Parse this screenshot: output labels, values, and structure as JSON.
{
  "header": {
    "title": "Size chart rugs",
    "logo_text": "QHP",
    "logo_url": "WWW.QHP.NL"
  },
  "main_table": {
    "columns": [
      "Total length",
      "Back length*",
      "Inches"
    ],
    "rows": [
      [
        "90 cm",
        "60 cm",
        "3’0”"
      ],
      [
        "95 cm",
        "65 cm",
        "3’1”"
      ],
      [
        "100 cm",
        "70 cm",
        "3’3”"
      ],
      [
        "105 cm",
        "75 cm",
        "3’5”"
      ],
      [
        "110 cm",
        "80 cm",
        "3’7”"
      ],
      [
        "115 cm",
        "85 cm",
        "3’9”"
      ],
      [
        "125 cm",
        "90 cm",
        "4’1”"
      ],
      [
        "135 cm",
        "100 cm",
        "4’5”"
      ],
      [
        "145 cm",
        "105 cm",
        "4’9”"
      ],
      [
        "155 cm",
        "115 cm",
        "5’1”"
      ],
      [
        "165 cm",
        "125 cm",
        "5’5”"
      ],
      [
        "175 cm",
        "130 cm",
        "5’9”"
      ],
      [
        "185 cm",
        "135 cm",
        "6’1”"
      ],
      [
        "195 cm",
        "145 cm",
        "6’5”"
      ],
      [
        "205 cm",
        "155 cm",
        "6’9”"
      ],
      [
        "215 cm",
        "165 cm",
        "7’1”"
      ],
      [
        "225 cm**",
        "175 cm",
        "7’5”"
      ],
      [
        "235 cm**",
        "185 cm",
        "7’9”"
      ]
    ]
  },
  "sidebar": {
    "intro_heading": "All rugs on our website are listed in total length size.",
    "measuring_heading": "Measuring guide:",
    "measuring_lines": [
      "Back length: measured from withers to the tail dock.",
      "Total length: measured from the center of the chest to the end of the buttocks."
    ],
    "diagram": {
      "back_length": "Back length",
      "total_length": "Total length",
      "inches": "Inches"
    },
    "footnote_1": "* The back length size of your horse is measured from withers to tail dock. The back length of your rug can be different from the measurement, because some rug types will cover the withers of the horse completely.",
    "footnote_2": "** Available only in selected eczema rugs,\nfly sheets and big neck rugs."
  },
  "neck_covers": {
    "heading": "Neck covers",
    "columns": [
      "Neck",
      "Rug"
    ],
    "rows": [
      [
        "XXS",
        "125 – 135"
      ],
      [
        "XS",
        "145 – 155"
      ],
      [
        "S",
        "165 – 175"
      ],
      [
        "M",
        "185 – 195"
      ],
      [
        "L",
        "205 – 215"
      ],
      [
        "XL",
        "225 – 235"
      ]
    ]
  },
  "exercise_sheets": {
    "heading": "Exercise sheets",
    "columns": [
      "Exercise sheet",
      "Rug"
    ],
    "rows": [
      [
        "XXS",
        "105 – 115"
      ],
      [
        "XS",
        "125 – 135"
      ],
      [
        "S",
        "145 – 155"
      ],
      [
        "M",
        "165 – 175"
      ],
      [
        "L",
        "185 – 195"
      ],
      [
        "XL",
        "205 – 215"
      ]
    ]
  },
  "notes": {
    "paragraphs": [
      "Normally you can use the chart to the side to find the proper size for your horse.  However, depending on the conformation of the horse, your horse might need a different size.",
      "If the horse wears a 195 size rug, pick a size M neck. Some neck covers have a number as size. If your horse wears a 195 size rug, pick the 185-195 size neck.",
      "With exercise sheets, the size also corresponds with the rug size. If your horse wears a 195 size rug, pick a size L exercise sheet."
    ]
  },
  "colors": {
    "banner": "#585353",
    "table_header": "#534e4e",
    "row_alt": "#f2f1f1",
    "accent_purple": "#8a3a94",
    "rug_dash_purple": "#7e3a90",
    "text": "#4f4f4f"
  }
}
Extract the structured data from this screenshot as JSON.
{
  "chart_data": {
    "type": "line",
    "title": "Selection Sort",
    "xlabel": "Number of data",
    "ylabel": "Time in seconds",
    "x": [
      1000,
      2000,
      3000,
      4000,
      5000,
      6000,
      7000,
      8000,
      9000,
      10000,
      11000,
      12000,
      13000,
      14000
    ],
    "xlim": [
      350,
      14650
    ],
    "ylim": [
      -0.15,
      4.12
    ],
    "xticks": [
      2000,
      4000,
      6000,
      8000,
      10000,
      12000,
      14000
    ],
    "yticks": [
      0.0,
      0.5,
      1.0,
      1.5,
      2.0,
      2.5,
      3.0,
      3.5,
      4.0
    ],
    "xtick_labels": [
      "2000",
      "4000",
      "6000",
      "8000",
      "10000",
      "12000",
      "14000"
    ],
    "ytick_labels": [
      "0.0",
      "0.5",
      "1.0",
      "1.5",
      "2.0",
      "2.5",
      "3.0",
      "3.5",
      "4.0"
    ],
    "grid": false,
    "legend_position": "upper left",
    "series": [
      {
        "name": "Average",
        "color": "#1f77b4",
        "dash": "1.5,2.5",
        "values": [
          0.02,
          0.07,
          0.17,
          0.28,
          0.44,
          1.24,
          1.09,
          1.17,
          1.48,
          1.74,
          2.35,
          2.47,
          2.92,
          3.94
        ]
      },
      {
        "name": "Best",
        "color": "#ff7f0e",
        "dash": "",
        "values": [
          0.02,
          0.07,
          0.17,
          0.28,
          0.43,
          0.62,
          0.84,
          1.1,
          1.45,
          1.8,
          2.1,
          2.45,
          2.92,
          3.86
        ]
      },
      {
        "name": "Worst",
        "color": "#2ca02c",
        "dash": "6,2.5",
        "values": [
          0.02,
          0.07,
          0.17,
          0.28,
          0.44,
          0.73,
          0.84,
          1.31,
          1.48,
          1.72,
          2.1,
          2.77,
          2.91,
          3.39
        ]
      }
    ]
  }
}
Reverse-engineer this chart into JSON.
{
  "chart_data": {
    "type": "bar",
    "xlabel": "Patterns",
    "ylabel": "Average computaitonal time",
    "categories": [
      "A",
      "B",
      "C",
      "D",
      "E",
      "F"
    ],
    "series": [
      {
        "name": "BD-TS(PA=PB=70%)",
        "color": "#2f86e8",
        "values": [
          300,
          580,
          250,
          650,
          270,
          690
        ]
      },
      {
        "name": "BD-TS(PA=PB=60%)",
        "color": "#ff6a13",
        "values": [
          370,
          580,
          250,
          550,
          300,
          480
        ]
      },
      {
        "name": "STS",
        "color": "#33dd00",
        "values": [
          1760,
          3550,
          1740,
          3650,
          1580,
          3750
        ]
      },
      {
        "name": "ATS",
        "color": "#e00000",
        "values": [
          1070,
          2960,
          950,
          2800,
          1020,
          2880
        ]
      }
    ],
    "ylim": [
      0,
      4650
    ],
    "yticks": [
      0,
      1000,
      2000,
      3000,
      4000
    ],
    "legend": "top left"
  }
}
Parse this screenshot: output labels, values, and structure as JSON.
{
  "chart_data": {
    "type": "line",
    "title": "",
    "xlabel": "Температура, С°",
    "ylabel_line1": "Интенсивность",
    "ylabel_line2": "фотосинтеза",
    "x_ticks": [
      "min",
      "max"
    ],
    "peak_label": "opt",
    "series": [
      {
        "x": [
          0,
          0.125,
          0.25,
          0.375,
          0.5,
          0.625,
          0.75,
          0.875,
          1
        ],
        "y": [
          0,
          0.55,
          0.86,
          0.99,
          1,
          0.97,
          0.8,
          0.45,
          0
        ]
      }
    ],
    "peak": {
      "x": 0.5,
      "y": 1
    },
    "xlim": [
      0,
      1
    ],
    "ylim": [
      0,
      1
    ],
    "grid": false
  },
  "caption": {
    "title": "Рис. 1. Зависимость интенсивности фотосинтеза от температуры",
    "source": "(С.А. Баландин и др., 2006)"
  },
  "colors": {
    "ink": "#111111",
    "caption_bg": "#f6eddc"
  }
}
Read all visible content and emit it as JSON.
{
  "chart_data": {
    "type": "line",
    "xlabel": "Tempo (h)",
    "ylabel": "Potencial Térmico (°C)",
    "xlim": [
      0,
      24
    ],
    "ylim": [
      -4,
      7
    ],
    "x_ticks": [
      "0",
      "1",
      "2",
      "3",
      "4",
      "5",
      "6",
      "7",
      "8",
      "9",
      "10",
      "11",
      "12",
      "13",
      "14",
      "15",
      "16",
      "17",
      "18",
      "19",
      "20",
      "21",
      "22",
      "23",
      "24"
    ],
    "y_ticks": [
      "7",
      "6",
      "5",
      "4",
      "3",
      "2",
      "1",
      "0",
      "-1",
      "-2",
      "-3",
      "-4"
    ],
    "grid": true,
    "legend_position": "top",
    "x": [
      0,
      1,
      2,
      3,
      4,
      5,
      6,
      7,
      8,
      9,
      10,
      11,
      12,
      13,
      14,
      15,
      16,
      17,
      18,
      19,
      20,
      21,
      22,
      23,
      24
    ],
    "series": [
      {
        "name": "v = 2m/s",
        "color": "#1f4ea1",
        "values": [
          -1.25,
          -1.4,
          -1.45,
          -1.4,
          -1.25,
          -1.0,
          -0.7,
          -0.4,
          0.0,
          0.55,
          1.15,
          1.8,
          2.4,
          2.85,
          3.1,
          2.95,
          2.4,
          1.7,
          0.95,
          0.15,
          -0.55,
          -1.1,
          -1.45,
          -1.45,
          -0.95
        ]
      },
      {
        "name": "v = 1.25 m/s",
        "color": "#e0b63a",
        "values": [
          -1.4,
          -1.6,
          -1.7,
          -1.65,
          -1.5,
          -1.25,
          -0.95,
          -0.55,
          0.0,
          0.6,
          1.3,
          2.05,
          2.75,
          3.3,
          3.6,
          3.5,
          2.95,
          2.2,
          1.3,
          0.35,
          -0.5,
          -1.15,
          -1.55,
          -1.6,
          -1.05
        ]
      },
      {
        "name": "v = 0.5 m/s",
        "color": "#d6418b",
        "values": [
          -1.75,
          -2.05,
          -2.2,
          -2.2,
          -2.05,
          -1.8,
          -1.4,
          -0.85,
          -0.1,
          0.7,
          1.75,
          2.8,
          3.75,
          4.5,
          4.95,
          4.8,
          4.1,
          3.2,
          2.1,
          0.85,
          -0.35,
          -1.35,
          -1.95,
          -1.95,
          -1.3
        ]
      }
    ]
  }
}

• [GIVEN REQUEST]:
From the material above, gather all lines that include the string "title" and copy them.

• [EXPECTED ANSWER]:
    "title": "Size chart rugs",
    "title": "Selection Sort",
    "title": "",
    "title": "Рис. 1. Зависимость интенсивности фотосинтеза от температуры",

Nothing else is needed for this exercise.